- Work required:
Each line containing the word "UKUPNO" must be collected.

- Given records:
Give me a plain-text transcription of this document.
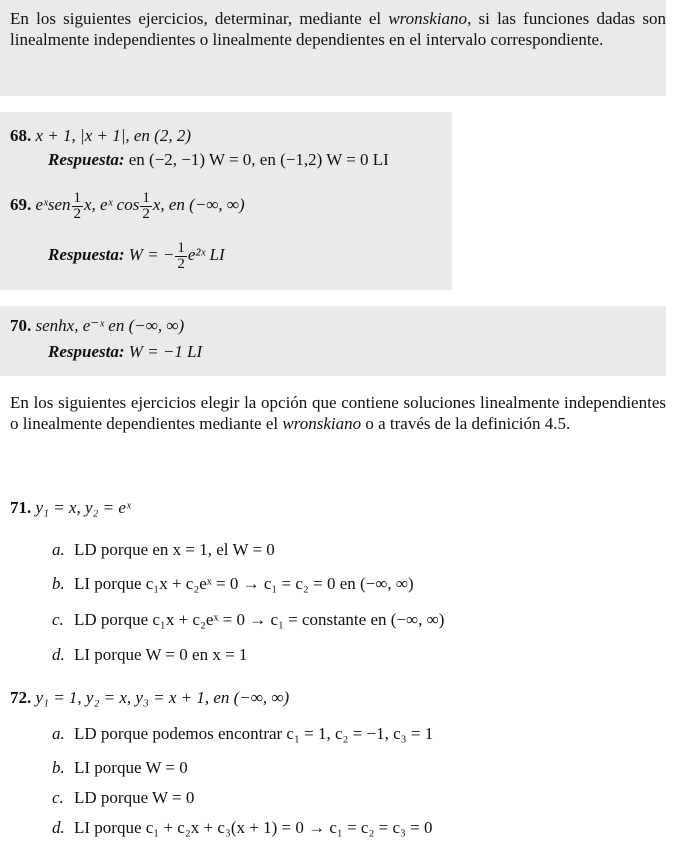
En los siguientes ejercicios, determinar, mediante el wronskiano, si las funciones dadas son linealmente independientes o linealmente dependientes en el intervalo correspondiente.
68. x + 1, |x + 1|, en (2, 2)
Respuesta: en (−2, −1) W = 0, en (−1,2) W = 0 LI
69. eˣsen $\frac{1}{2} x$, eˣ $\cos \frac{1}{2} x$, en (−∞, ∞)
Respuesta: W = − $\frac{1}{2}$ e²ˣ LI
70. senhx, e⁻ˣ en (−∞, ∞)
Respuesta: W = −1 LI
En los siguientes ejercicios elegir la opción que contiene soluciones linealmente independientes o linealmente dependientes mediante el wronskiano o a través de la definición 4.5.
71. y₁ = x, y₂ = eˣ
a. LD porque en x = 1, el W = 0
b. LI porque c₁x + c₂eˣ = 0 → c₁ = c₂ = 0 en (−∞, ∞)
c. LD porque c₁x + c₂eˣ = 0 → c₁ = constante en (−∞, ∞)
d. LI porque W = 0 en x = 1
72. y₁ = 1, y₂ = x, y₃ = x + 1, en (−∞, ∞)
a. LD porque podemos encontrar c₁ = 1, c₂ = −1, c₃ = 1
b. LI porque W = 0
c. LD porque W = 0
d. LI porque c₁ + c₂x + c₃(x + 1) = 0 → c₁ = c₂ = c₃ = 0
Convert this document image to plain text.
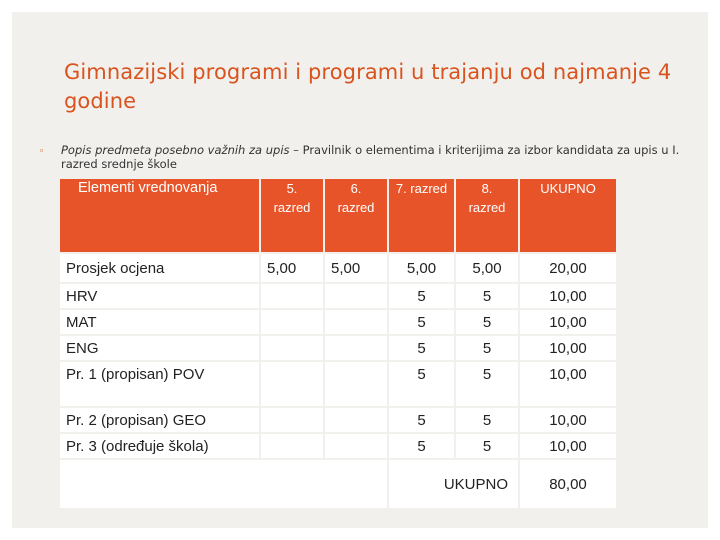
Gimnazijski programi i programi u trajanju od najmanje 4 godine
▫ Popis predmeta posebno važnih za upis – Pravilnik o elementima i kriterijima za izbor kandidata za upis u I. razred srednje škole
Elementi vrednovanja	5. razred	6. razred	7. razred	8. razred	UKUPNO
Prosjek ocjena	5,00	5,00	5,00	5,00	20,00
HRV			5	5	10,00
MAT			5	5	10,00
ENG			5	5	10,00
Pr. 1 (propisan) POV			5	5	10,00
Pr. 2 (propisan) GEO			5	5	10,00
Pr. 3 (određuje škola)			5	5	10,00
			UKUPNO		80,00
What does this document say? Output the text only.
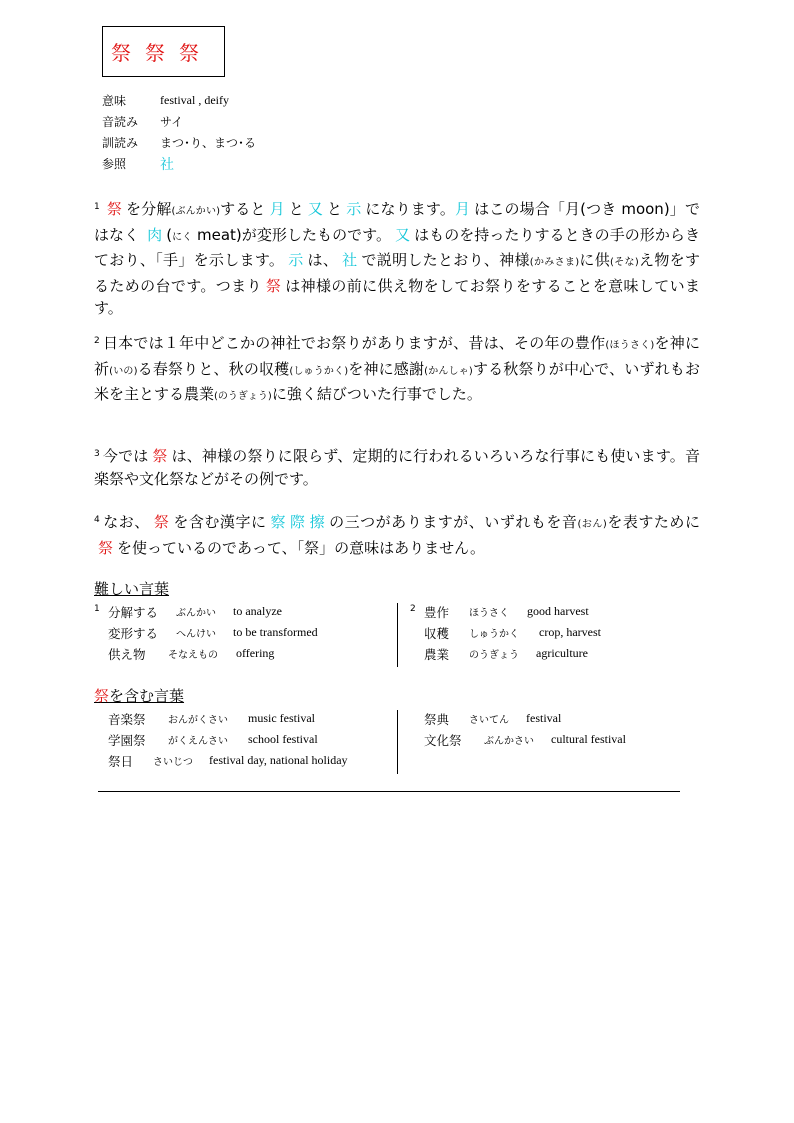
祭 祭 祭
意味	festival , deify
音読み	サイ
訓読み	まつ･り、まつ･る
参照	社
$^1$ 祭 を分解(ぶんかい)すると 月 と 又 と 示 になります。月 はこの場合「月(つき moon)」ではなく 肉 (にく meat)が変形したものです。 又 はものを持ったりするときの手の形からきており、「手」を示します。 示 は、 社 で説明したとおり、神様(かみさま)に供(そな)え物をするための台です。つまり 祭 は神様の前に供え物をしてお祭りをすることを意味しています。
$^2$ 日本では１年中どこかの神社でお祭りがありますが、昔は、その年の豊作(ほうさく)を神に祈(いの)る春祭りと、秋の収穫(しゅうかく)を神に感謝(かんしゃ)する秋祭りが中心で、いずれもお米を主とする農業(のうぎょう)に強く結びついた行事でした。
$^3$ 今では 祭 は、神様の祭りに限らず、定期的に行われるいろいろな行事にも使います。音楽祭や文化祭などがその例です。
$^4$ なお、 祭 を含む漢字に 察 際 擦 の三つがありますが、いずれもを音(おん)を表すために祭 を使っているのであって、「祭」の意味はありません。
難しい言葉
1 分解する	ぶんかい	to analyze
変形する	へんけい	to be transformed
供え物	そなえもの	offering
2 豊作	ほうさく	good harvest
収穫	しゅうかく	crop, harvest
農業	のうぎょう	agriculture
祭を含む言葉
音楽祭	おんがくさい	music festival
学園祭	がくえんさい	school festival
祭日	さいじつ	festival day, national holiday
祭典	さいてん	festival
文化祭	ぶんかさい	cultural festival
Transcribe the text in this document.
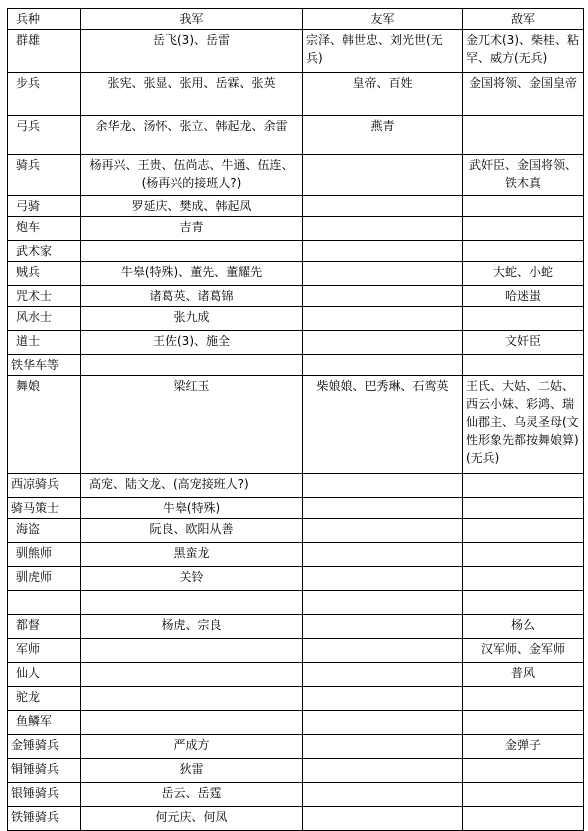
兵种	我军	友军	敌军
群雄	岳飞(3)、岳雷	宗泽、韩世忠、刘光世(无兵)	金兀术(3)、柴桂、粘罕、威方(无兵)
步兵	张宪、张显、张用、岳霖、张英	皇帝、百姓	金国将领、金国皇帝
弓兵	余华龙、汤怀、张立、韩起龙、余雷	燕青	
骑兵	杨再兴、王贵、伍尚志、牛通、伍连、(杨再兴的接班人?)		武奸臣、金国将领、铁木真
弓骑	罗延庆、樊成、韩起凤		
炮车	吉青		
武术家			
贼兵	牛皋(特殊)、董先、董耀先		大蛇、小蛇
咒术士	诸葛英、诸葛锦		哈迷蚩
风水士	张九成		
道士	王佐(3)、施全		文奸臣
铁华车等			
舞娘	梁红玉	柴娘娘、巴秀琳、石鸾英	王氏、大姑、二姑、西云小妹、彩鸿、瑞仙郡主、乌灵圣母(文性形象先都按舞娘算)(无兵)
西凉骑兵	高宠、陆文龙、(高宠接班人?)		
骑马策士	牛皋(特殊)		
海盗	阮良、欧阳从善		
驯熊师	黑蛮龙		
驯虎师	关铃		

都督	杨虎、宗良		杨么
军师			汉军师、金军师
仙人			普风
驼龙			
鱼鳞军			
金锤骑兵	严成方		金弹子
铜锤骑兵	狄雷		
银锤骑兵	岳云、岳霆		
铁锤骑兵	何元庆、何凤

- Answer to this task:
Elementi vrednovanja	5. razred	6. razred	7. razred	8. razred	UKUPNO
			UKUPNO		80,00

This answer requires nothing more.